──────── Available records ────────

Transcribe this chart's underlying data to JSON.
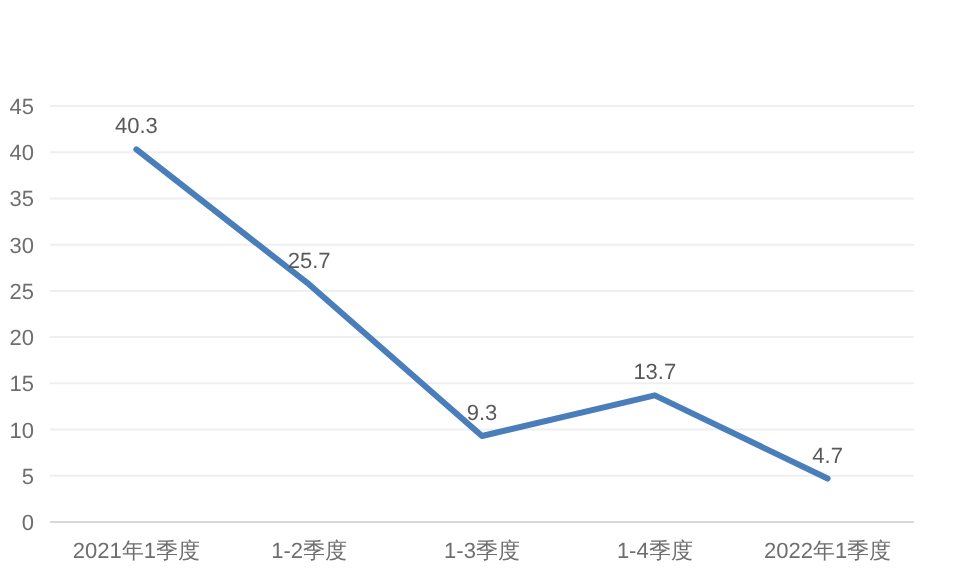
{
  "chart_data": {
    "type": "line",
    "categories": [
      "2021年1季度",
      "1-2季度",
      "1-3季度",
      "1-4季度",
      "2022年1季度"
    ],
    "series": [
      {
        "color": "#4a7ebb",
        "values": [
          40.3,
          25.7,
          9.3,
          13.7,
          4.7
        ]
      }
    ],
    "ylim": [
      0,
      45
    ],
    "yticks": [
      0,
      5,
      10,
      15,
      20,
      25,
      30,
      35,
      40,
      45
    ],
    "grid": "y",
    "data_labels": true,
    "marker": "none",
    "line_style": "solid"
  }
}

────────

> [What the task asks]:
Restate the whole of the material word for word without the pictures.

> [Answer to the task]:
Transcribe this chart's underlying data to JSON.
{
  "chart_data": {
    "type": "line",
    "categories": [
      "2021年1季度",
      "1-2季度",
      "1-3季度",
      "1-4季度",
      "2022年1季度"
    ],
    "series": [
      {
        "color": "#4a7ebb",
        "values": [
          40.3,
          25.7,
          9.3,
          13.7,
          4.7
        ]
      }
    ],
    "ylim": [
      0,
      45
    ],
    "yticks": [
      0,
      5,
      10,
      15,
      20,
      25,
      30,
      35,
      40,
      45
    ],
    "grid": "y",
    "data_labels": true,
    "marker": "none",
    "line_style": "solid"
  }
}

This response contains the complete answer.